- [SUPPLIED TEXT]
Nothing in life is guaranteed. Do you really envision a better set of circumstances arising?
posted by lekvar at 7:16 PM on April 26, 2007


This is the only really relevant issue:

Basically, my worst fear: confirmation that we don’t have what it takes.

Face this fear or surrender your dreams forever. Let me reiterate this: this fear is the only reason you are even considering this obviously wrong job and move. If you WILL NOT go through this fear you CAN NOT realize your dream. There is NO path to your dream that does not go through this fear. It will NEVER get easier to take chances. There is nothing else to consider.
posted by nanojath at 7:26 PM on April 26, 2007 [5 favorites]


For an academic approach to hard decision making (that helps even if you don't see it all the way through), try MAUT. Here are some sites from a google search I just did.

I also like this book. It's about companies, but it works.
posted by Eringatang at 7:52 PM on April 26, 2007


As an ambivalent academic, I have to say: don't take
- an academic job you're not sure you want,
- in a place you know you don't like,
- far from your creative community and an energizing place you know well.
Just don't. If you need to, you can make that compromise in a few more years; don't make it now. Academic jobs are huge, huge time sinks and energy sucks, which are really only worth it if you loooove teaching or are hyper-disciplined about continuing to pursue your own research/artmaking even while being super busy.

Remember that to succeed at art, you don't have to be the best artist, you just have to be able to make a living. And you are smart enough to figure out how to do that with a non time-suck job if the supporting-yourself-only-through-art doesn't work -- enabling you to stay in the city you love and continue to make art in your spare time (which you will have, if you avoid the time-suck job of academia).
posted by LobsterMitten at 8:51 PM on April 26, 2007 [1 favorite]


You write as if failure at the riskier choice means your life is over. There will be steady jobs and dull places to go to in the future. Your decision framework is skewed.
posted by spitbull at 8:52 PM on April 26, 2007


Here's a problem I sense, admittedly on the limited information you proffer in your post, EL-O-ESS:

Your mention "fear" and "cushion" and "safety" and wanting to "live off of our creative work" and wonder if this is a goal that may be snuffed out by an unsupporting world. Essentially, as I read you, you want to be another Thomas Kinkade. But there is not one whiff of the terrible internal drive that made Van Gogh paint starry nights, again and again, or a drop of sweat which was Michelango's cost for every flake of marble off the Pieta.

You cannot plan madness or passion or the urgency of creativity so humanly insistent, it demands attention. And in the face of the lack of such, you'd be wise to do as you've been taught, as you are asked to teach, and take the day job.

Dataset entries:
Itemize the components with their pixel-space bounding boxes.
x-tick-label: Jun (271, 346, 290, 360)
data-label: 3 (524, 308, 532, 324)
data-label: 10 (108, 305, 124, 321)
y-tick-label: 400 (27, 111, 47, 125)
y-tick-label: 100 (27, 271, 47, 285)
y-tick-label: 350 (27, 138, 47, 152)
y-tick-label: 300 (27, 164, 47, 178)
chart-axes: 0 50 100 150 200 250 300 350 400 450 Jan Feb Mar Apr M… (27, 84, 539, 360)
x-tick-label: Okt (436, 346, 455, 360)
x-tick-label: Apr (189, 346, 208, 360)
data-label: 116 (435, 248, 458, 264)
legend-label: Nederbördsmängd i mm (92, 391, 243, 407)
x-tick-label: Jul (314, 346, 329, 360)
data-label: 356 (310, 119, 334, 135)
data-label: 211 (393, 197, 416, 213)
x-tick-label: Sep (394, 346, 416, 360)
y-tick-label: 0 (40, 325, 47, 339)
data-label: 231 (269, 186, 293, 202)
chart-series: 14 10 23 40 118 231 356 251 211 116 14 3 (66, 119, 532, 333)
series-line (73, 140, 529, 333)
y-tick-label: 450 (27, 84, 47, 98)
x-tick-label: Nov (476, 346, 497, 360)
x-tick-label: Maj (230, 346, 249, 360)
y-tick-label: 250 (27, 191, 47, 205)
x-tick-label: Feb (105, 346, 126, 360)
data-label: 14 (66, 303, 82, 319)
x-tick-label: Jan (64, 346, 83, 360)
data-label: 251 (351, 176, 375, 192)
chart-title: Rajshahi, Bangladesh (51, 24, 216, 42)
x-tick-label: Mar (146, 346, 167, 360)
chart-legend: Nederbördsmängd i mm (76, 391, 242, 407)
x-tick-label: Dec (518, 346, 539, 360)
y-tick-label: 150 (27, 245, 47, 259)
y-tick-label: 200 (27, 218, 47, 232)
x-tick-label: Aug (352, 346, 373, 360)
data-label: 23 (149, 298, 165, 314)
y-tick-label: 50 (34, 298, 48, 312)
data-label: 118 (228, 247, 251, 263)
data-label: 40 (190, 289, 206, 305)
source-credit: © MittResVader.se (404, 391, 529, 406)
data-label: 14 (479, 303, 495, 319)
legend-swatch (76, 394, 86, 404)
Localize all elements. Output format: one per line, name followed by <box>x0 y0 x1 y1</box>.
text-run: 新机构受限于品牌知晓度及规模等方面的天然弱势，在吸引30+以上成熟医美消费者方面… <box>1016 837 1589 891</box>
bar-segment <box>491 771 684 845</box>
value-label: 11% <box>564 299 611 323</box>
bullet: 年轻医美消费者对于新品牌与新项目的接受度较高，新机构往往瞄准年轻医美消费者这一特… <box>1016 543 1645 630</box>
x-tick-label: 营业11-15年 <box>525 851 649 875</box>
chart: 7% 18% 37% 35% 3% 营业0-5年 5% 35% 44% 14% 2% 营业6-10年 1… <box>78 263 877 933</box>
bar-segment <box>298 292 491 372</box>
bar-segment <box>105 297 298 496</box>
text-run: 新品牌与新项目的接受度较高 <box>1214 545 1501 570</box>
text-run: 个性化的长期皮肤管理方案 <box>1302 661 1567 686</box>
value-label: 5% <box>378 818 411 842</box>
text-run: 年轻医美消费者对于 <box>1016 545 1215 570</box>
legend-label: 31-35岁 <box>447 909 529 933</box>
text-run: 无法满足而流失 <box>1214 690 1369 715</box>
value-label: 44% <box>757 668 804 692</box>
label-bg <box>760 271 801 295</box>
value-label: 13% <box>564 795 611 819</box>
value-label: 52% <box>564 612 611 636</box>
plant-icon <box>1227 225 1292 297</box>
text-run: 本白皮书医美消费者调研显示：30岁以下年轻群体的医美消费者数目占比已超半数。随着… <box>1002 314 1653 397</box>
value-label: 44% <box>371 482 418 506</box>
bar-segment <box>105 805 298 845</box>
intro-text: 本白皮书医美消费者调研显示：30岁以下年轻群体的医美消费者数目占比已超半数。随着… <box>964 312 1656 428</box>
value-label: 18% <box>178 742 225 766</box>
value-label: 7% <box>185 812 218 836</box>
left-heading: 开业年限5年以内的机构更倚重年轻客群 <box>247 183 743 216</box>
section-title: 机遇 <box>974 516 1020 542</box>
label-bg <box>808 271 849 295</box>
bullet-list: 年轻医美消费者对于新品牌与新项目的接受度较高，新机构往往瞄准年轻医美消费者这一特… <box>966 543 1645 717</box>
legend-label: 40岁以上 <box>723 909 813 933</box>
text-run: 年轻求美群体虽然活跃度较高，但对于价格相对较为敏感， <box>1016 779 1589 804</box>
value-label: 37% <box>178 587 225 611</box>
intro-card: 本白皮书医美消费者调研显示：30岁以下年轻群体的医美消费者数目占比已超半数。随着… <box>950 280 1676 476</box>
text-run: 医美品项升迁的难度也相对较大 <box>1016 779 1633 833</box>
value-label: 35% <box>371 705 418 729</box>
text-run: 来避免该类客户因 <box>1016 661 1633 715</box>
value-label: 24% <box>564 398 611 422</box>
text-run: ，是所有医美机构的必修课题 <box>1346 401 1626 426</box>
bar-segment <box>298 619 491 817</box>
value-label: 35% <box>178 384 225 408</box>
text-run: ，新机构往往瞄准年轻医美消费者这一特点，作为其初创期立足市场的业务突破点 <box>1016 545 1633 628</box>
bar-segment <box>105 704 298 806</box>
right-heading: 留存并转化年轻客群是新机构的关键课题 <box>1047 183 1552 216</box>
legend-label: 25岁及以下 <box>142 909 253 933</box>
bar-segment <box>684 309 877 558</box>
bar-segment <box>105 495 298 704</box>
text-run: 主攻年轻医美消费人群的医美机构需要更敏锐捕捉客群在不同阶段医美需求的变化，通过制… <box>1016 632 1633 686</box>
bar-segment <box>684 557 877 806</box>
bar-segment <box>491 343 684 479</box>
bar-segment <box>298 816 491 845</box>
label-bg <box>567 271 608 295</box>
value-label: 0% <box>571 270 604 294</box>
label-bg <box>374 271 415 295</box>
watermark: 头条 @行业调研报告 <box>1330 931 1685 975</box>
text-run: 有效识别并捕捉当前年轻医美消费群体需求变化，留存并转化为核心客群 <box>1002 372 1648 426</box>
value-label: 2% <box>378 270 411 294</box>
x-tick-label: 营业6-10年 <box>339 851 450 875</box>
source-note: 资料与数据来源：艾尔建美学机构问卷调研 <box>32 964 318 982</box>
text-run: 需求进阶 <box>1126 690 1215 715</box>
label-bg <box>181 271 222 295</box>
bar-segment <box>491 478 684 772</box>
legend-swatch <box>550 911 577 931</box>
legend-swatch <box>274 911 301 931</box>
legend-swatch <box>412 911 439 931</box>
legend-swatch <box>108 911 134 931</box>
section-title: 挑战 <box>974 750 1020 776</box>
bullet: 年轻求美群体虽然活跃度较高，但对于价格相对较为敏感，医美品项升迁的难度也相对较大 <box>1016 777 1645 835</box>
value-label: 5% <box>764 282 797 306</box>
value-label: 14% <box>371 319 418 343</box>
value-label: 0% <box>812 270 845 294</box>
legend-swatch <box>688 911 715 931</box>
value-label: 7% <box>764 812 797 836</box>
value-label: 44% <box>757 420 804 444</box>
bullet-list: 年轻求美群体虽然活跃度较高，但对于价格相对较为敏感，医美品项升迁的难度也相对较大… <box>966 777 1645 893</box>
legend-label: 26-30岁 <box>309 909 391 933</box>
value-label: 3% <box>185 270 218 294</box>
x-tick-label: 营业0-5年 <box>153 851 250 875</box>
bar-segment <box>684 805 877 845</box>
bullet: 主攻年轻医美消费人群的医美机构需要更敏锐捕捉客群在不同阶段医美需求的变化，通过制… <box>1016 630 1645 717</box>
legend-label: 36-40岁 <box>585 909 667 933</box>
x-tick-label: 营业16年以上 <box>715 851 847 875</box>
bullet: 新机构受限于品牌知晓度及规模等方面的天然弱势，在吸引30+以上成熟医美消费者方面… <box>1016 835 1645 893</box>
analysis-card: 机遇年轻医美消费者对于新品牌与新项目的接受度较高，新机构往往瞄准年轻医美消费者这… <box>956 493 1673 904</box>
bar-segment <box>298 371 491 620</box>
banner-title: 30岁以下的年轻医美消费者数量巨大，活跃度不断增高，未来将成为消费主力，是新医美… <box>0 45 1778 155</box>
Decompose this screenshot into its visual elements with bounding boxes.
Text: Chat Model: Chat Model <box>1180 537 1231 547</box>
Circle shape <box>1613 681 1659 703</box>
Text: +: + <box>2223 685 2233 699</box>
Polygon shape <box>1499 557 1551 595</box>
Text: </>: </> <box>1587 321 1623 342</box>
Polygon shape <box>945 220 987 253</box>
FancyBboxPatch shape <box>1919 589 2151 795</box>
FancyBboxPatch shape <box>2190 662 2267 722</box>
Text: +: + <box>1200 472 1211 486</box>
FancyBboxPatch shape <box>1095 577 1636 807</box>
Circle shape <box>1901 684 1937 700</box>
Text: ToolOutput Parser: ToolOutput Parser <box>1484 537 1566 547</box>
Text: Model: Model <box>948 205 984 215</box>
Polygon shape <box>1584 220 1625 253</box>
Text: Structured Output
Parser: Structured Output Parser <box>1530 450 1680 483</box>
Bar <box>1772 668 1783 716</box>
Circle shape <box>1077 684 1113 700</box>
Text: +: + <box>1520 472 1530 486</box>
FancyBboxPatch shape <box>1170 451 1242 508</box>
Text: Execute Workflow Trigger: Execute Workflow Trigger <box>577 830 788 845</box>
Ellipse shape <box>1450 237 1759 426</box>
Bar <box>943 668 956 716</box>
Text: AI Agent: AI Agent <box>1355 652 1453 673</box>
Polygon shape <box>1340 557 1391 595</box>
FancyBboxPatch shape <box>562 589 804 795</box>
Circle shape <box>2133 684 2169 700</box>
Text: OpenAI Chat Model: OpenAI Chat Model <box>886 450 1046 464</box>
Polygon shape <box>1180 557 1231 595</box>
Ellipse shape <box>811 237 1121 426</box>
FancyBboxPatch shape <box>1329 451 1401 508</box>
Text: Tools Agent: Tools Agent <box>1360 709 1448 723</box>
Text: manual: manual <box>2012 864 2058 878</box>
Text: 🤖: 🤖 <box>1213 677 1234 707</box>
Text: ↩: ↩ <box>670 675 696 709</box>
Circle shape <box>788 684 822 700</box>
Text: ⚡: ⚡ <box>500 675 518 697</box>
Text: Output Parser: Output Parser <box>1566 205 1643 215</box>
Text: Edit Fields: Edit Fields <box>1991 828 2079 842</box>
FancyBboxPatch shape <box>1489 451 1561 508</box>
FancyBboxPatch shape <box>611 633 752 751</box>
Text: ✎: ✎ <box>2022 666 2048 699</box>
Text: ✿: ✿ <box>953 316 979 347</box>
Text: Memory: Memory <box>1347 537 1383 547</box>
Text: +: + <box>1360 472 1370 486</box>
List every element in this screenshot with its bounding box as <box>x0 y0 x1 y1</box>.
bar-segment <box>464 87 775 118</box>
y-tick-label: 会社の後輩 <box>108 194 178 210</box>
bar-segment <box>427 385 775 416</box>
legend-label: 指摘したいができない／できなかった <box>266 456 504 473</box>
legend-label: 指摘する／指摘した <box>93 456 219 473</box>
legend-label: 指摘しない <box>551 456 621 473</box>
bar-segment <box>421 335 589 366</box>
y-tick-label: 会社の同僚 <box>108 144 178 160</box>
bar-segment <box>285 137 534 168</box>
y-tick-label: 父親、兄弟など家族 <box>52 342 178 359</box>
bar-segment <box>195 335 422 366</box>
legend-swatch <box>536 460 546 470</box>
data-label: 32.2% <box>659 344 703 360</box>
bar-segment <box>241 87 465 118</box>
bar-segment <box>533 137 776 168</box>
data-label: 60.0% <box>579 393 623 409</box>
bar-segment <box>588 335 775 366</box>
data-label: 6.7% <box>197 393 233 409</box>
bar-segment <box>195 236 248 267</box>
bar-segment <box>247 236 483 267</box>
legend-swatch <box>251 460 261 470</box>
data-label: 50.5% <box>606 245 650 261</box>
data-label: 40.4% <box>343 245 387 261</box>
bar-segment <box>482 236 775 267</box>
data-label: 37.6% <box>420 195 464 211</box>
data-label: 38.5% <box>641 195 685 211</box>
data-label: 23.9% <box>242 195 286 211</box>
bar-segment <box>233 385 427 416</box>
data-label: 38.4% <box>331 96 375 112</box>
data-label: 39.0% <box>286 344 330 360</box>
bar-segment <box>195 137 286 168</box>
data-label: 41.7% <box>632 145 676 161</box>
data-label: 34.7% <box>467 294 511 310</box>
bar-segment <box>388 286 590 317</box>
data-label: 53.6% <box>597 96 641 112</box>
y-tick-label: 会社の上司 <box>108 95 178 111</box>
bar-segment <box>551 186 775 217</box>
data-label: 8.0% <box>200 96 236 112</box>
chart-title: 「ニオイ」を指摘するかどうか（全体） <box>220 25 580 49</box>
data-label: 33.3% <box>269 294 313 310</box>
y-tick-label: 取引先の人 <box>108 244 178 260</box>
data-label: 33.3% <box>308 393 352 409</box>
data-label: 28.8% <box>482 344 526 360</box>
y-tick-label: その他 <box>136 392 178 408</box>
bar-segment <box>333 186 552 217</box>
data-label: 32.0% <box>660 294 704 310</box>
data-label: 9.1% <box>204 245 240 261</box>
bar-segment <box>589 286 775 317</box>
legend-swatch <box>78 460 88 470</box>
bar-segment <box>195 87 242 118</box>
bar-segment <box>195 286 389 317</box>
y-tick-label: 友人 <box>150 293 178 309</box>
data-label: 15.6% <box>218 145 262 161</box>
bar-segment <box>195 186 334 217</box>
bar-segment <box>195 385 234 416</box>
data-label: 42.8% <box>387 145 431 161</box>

- [WHAT TO PRODUCE]
Answer these questions about the discussion thread:
(a) What academic approach to hard decision making does Eringatang suggest trying?
(b) According to LobsterMitten, what do you have to be able to do to succeed at art?
(c) At what time and on what date did nanojath post?

- [ANSWER TO THIS EXERCISE]
(a) MAUT
(b) Make a living
(c) 7:26 PM on April 26, 2007